RECORDED INFORMATION -
----------

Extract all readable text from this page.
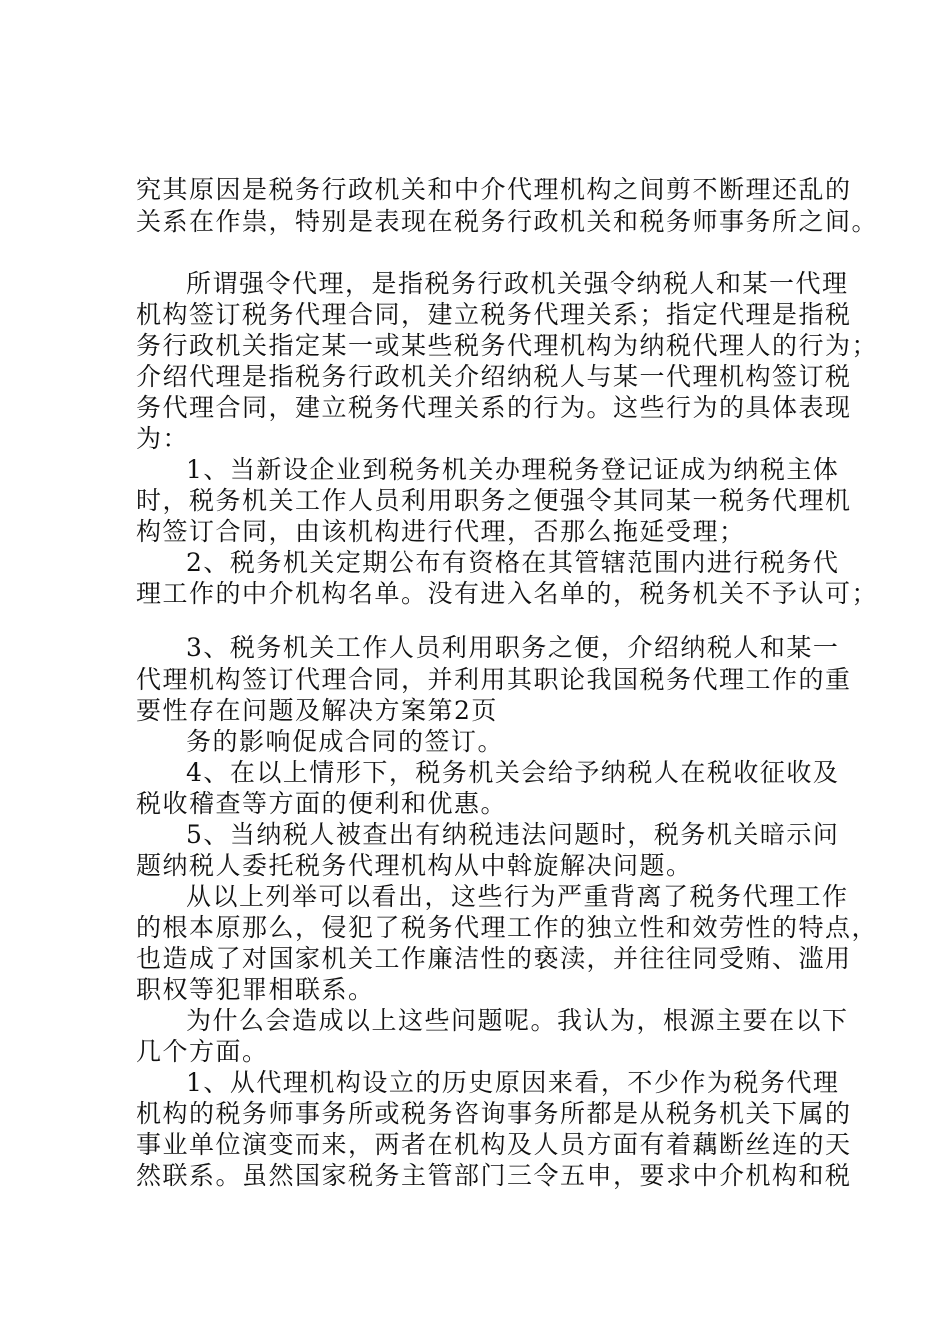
究其原因是税务行政机关和中介代理机构之间剪不断理还乱的
关系在作祟，特别是表现在税务行政机关和税务师事务所之间。
所谓强令代理，是指税务行政机关强令纳税人和某一代理
机构签订税务代理合同，建立税务代理关系；指定代理是指税
务行政机关指定某一或某些税务代理机构为纳税代理人的行为；
介绍代理是指税务行政机关介绍纳税人与某一代理机构签订税
务代理合同，建立税务代理关系的行为。这些行为的具体表现
为：
1、当新设企业到税务机关办理税务登记证成为纳税主体
时，税务机关工作人员利用职务之便强令其同某一税务代理机
构签订合同，由该机构进行代理，否那么拖延受理；
2、税务机关定期公布有资格在其管辖范围内进行税务代
理工作的中介机构名单。没有进入名单的，税务机关不予认可；
3、税务机关工作人员利用职务之便，介绍纳税人和某一
代理机构签订代理合同，并利用其职论我国税务代理工作的重
要性存在问题及解决方案第2页
务的影响促成合同的签订。
4、在以上情形下，税务机关会给予纳税人在税收征收及
税收稽查等方面的便利和优惠。
5、当纳税人被查出有纳税违法问题时，税务机关暗示问
题纳税人委托税务代理机构从中斡旋解决问题。
从以上列举可以看出，这些行为严重背离了税务代理工作
的根本原那么，侵犯了税务代理工作的独立性和效劳性的特点，
也造成了对国家机关工作廉洁性的亵渎，并往往同受贿、滥用
职权等犯罪相联系。
为什么会造成以上这些问题呢。我认为，根源主要在以下
几个方面。
1、从代理机构设立的历史原因来看，不少作为税务代理
机构的税务师事务所或税务咨询事务所都是从税务机关下属的
事业单位演变而来，两者在机构及人员方面有着藕断丝连的天
然联系。虽然国家税务主管部门三令五申，要求中介机构和税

----------

TASK GOAL - Repeat the material above word for word and skip every image in it.

OUTPUT OF THE TASK -
Extract all readable text from this page.
究其原因是税务行政机关和中介代理机构之间剪不断理还乱的
关系在作祟，特别是表现在税务行政机关和税务师事务所之间。
所谓强令代理，是指税务行政机关强令纳税人和某一代理
机构签订税务代理合同，建立税务代理关系；指定代理是指税
务行政机关指定某一或某些税务代理机构为纳税代理人的行为；
介绍代理是指税务行政机关介绍纳税人与某一代理机构签订税
务代理合同，建立税务代理关系的行为。这些行为的具体表现
为：
1、当新设企业到税务机关办理税务登记证成为纳税主体
时，税务机关工作人员利用职务之便强令其同某一税务代理机
构签订合同，由该机构进行代理，否那么拖延受理；
2、税务机关定期公布有资格在其管辖范围内进行税务代
理工作的中介机构名单。没有进入名单的，税务机关不予认可；
3、税务机关工作人员利用职务之便，介绍纳税人和某一
代理机构签订代理合同，并利用其职论我国税务代理工作的重
要性存在问题及解决方案第2页
务的影响促成合同的签订。
4、在以上情形下，税务机关会给予纳税人在税收征收及
税收稽查等方面的便利和优惠。
5、当纳税人被查出有纳税违法问题时，税务机关暗示问
题纳税人委托税务代理机构从中斡旋解决问题。
从以上列举可以看出，这些行为严重背离了税务代理工作
的根本原那么，侵犯了税务代理工作的独立性和效劳性的特点，
也造成了对国家机关工作廉洁性的亵渎，并往往同受贿、滥用
职权等犯罪相联系。
为什么会造成以上这些问题呢。我认为，根源主要在以下
几个方面。
1、从代理机构设立的历史原因来看，不少作为税务代理
机构的税务师事务所或税务咨询事务所都是从税务机关下属的
事业单位演变而来，两者在机构及人员方面有着藕断丝连的天
然联系。虽然国家税务主管部门三令五申，要求中介机构和税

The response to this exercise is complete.